--- Start of GIVEN ENTRIES ---

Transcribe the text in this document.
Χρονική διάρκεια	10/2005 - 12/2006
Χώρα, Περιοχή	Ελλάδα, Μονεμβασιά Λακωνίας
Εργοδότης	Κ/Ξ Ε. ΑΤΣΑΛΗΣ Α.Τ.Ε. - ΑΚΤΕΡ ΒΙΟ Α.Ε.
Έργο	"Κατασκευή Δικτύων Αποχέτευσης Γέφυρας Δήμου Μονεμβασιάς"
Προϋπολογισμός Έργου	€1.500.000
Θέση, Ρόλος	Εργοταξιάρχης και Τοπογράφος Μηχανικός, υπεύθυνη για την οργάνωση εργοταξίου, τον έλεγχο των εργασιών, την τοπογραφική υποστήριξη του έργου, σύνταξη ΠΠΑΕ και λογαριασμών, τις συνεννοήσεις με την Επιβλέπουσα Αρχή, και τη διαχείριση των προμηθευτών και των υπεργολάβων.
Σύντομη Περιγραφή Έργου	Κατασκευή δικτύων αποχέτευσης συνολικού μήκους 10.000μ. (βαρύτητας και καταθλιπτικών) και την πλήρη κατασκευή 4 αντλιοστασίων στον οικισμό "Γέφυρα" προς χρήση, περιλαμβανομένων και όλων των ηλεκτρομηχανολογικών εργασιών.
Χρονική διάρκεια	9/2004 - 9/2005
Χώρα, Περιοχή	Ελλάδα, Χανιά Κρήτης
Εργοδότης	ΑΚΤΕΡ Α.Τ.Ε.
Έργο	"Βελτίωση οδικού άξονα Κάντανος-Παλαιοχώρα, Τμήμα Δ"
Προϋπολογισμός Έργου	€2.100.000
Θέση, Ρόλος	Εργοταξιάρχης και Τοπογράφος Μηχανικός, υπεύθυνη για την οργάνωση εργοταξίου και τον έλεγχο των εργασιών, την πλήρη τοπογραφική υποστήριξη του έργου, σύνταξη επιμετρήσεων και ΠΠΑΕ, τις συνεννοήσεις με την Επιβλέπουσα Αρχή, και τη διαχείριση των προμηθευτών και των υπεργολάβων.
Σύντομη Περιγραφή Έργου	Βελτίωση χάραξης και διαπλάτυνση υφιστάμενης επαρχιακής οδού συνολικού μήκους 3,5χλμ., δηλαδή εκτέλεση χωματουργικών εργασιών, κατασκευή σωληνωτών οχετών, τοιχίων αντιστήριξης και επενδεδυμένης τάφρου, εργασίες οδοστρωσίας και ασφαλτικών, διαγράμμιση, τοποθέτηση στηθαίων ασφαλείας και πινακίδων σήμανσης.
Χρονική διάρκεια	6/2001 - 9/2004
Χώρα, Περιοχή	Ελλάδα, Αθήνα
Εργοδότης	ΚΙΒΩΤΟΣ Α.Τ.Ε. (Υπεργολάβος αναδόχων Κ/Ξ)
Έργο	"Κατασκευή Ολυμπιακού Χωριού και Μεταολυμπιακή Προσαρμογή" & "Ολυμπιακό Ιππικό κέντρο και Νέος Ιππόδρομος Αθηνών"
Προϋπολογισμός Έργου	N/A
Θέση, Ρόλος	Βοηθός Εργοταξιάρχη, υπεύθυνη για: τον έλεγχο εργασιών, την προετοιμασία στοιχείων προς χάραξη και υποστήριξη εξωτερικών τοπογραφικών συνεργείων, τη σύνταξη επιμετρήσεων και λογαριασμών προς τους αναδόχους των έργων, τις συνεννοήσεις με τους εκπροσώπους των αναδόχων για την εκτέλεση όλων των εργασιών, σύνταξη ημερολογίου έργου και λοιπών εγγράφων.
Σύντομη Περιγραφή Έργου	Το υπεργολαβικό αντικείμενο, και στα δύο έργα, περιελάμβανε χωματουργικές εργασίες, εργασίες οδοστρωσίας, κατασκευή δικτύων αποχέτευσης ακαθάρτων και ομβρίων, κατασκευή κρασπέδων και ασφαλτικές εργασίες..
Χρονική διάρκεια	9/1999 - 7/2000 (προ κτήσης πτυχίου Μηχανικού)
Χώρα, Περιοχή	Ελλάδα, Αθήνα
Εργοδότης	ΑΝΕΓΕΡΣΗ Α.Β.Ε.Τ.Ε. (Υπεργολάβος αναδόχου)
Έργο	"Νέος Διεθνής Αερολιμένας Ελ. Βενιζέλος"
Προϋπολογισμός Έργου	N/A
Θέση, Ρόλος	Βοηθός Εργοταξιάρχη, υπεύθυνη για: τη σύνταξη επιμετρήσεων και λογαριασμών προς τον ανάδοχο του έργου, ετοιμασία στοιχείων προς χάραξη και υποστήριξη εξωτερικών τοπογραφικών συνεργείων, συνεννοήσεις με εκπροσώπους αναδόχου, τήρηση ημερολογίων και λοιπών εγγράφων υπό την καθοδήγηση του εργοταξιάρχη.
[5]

--- End of GIVEN ENTRIES ---

__TASK GOAL__. Repeat the data in its entirety, character for character.

__WRITTEN SOLUTION__.
Transcribe the text in this document.
Χρονική διάρκεια	10/2005 - 12/2006
Χώρα, Περιοχή	Ελλάδα, Μονεμβασιά Λακωνίας
Εργοδότης	Κ/Ξ Ε. ΑΤΣΑΛΗΣ Α.Τ.Ε. - ΑΚΤΕΡ ΒΙΟ Α.Ε.
Έργο	"Κατασκευή Δικτύων Αποχέτευσης Γέφυρας Δήμου Μονεμβασιάς"
Προϋπολογισμός Έργου	€1.500.000
Θέση, Ρόλος	Εργοταξιάρχης και Τοπογράφος Μηχανικός, υπεύθυνη για την οργάνωση εργοταξίου, τον έλεγχο των εργασιών, την τοπογραφική υποστήριξη του έργου, σύνταξη ΠΠΑΕ και λογαριασμών, τις συνεννοήσεις με την Επιβλέπουσα Αρχή, και τη διαχείριση των προμηθευτών και των υπεργολάβων.
Σύντομη Περιγραφή Έργου	Κατασκευή δικτύων αποχέτευσης συνολικού μήκους 10.000μ. (βαρύτητας και καταθλιπτικών) και την πλήρη κατασκευή 4 αντλιοστασίων στον οικισμό "Γέφυρα" προς χρήση, περιλαμβανομένων και όλων των ηλεκτρομηχανολογικών εργασιών.
Χρονική διάρκεια	9/2004 - 9/2005
Χώρα, Περιοχή	Ελλάδα, Χανιά Κρήτης
Εργοδότης	ΑΚΤΕΡ Α.Τ.Ε.
Έργο	"Βελτίωση οδικού άξονα Κάντανος-Παλαιοχώρα, Τμήμα Δ"
Προϋπολογισμός Έργου	€2.100.000
Θέση, Ρόλος	Εργοταξιάρχης και Τοπογράφος Μηχανικός, υπεύθυνη για την οργάνωση εργοταξίου και τον έλεγχο των εργασιών, την πλήρη τοπογραφική υποστήριξη του έργου, σύνταξη επιμετρήσεων και ΠΠΑΕ, τις συνεννοήσεις με την Επιβλέπουσα Αρχή, και τη διαχείριση των προμηθευτών και των υπεργολάβων.
Σύντομη Περιγραφή Έργου	Βελτίωση χάραξης και διαπλάτυνση υφιστάμενης επαρχιακής οδού συνολικού μήκους 3,5χλμ., δηλαδή εκτέλεση χωματουργικών εργασιών, κατασκευή σωληνωτών οχετών, τοιχίων αντιστήριξης και επενδεδυμένης τάφρου, εργασίες οδοστρωσίας και ασφαλτικών, διαγράμμιση, τοποθέτηση στηθαίων ασφαλείας και πινακίδων σήμανσης.
Χρονική διάρκεια	6/2001 - 9/2004
Χώρα, Περιοχή	Ελλάδα, Αθήνα
Εργοδότης	ΚΙΒΩΤΟΣ Α.Τ.Ε. (Υπεργολάβος αναδόχων Κ/Ξ)
Έργο	"Κατασκευή Ολυμπιακού Χωριού και Μεταολυμπιακή Προσαρμογή" & "Ολυμπιακό Ιππικό κέντρο και Νέος Ιππόδρομος Αθηνών"
Προϋπολογισμός Έργου	N/A
Θέση, Ρόλος	Βοηθός Εργοταξιάρχη, υπεύθυνη για: τον έλεγχο εργασιών, την προετοιμασία στοιχείων προς χάραξη και υποστήριξη εξωτερικών τοπογραφικών συνεργείων, τη σύνταξη επιμετρήσεων και λογαριασμών προς τους αναδόχους των έργων, τις συνεννοήσεις με τους εκπροσώπους των αναδόχων για την εκτέλεση όλων των εργασιών, σύνταξη ημερολογίου έργου και λοιπών εγγράφων.
Σύντομη Περιγραφή Έργου	Το υπεργολαβικό αντικείμενο, και στα δύο έργα, περιελάμβανε χωματουργικές εργασίες, εργασίες οδοστρωσίας, κατασκευή δικτύων αποχέτευσης ακαθάρτων και ομβρίων, κατασκευή κρασπέδων και ασφαλτικές εργασίες..
Χρονική διάρκεια	9/1999 - 7/2000 (προ κτήσης πτυχίου Μηχανικού)
Χώρα, Περιοχή	Ελλάδα, Αθήνα
Εργοδότης	ΑΝΕΓΕΡΣΗ Α.Β.Ε.Τ.Ε. (Υπεργολάβος αναδόχου)
Έργο	"Νέος Διεθνής Αερολιμένας Ελ. Βενιζέλος"
Προϋπολογισμός Έργου	N/A
Θέση, Ρόλος	Βοηθός Εργοταξιάρχη, υπεύθυνη για: τη σύνταξη επιμετρήσεων και λογαριασμών προς τον ανάδοχο του έργου, ετοιμασία στοιχείων προς χάραξη και υποστήριξη εξωτερικών τοπογραφικών συνεργείων, συνεννοήσεις με εκπροσώπους αναδόχου, τήρηση ημερολογίων και λοιπών εγγράφων υπό την καθοδήγηση του εργοταξιάρχη.
[5]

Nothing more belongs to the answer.